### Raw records
#####
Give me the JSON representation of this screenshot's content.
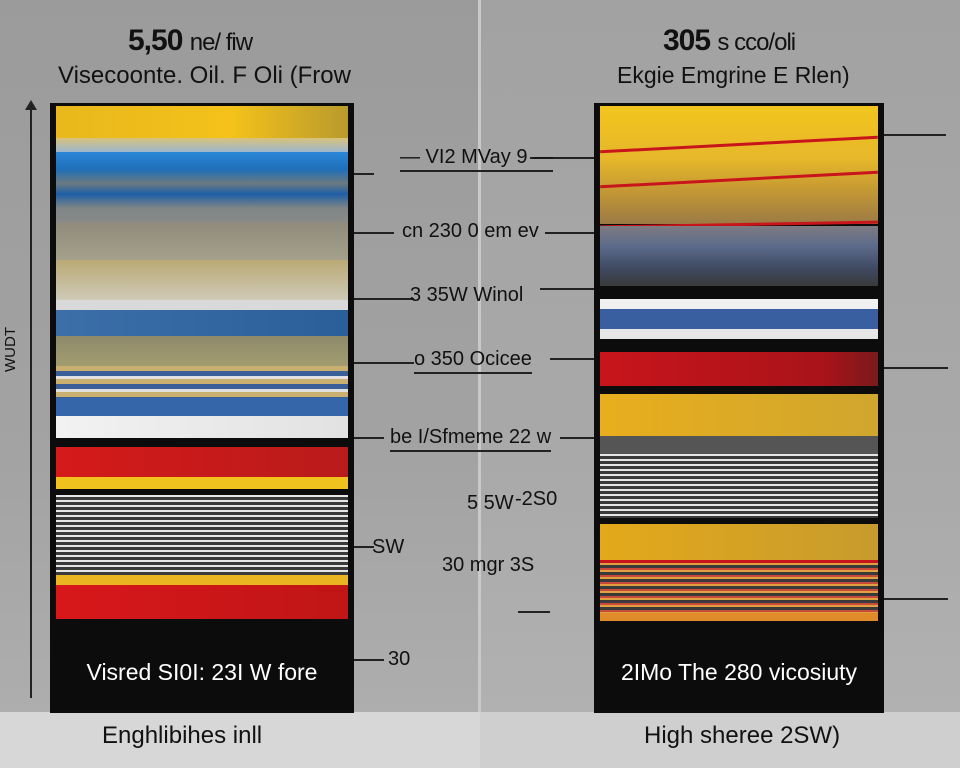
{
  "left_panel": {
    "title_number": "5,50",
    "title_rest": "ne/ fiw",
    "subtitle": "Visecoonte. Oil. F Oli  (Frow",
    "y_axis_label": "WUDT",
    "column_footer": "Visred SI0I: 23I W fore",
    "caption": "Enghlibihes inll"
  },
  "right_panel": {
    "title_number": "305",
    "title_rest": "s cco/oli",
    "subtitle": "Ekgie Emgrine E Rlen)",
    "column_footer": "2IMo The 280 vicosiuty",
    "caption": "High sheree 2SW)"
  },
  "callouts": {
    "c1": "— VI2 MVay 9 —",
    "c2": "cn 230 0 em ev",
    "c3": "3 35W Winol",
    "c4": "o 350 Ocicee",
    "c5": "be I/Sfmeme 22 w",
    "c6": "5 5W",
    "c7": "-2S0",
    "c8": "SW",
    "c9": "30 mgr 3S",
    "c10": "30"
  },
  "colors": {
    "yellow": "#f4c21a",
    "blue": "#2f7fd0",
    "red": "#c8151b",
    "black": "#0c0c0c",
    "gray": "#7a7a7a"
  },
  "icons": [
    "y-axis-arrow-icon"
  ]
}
#####
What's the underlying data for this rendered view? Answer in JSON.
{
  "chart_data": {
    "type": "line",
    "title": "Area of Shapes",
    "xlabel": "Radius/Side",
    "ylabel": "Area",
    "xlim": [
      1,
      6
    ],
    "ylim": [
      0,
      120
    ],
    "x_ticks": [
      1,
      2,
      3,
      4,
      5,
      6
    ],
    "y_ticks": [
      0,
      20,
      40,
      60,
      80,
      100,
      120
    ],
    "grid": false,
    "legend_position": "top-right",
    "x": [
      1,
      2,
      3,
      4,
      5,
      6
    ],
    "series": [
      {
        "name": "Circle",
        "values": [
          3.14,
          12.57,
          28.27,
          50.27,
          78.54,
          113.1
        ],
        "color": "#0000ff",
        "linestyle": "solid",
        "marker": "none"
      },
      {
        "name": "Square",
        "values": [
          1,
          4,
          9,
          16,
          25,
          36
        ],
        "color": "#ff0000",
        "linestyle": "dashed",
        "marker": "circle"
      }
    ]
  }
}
#####
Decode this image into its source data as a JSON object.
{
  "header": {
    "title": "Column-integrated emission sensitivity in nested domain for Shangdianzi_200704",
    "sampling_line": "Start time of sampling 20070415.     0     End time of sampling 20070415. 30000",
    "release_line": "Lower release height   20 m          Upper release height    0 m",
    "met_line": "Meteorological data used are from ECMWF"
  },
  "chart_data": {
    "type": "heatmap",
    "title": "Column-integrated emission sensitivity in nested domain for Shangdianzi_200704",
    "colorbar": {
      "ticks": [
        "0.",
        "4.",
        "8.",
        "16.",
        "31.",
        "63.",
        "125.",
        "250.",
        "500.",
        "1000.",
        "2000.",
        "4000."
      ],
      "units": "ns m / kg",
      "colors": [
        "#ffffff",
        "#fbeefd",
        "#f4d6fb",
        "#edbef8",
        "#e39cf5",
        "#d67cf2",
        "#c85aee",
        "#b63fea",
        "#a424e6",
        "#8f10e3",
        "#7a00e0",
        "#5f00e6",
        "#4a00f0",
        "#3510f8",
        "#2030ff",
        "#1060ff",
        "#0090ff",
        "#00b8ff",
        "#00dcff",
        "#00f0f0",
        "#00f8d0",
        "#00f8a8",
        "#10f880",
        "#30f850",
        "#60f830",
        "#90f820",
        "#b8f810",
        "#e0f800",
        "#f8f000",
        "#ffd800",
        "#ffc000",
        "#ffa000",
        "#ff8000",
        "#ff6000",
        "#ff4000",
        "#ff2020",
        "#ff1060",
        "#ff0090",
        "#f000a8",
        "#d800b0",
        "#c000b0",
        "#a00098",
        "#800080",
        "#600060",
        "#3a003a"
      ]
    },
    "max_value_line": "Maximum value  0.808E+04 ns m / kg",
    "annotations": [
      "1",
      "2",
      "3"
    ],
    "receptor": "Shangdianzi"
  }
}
#####
### Exercise instructions
Going through the entries above, report how many lines include the string "subtitle". The number alone is the answer.

### Written reply
2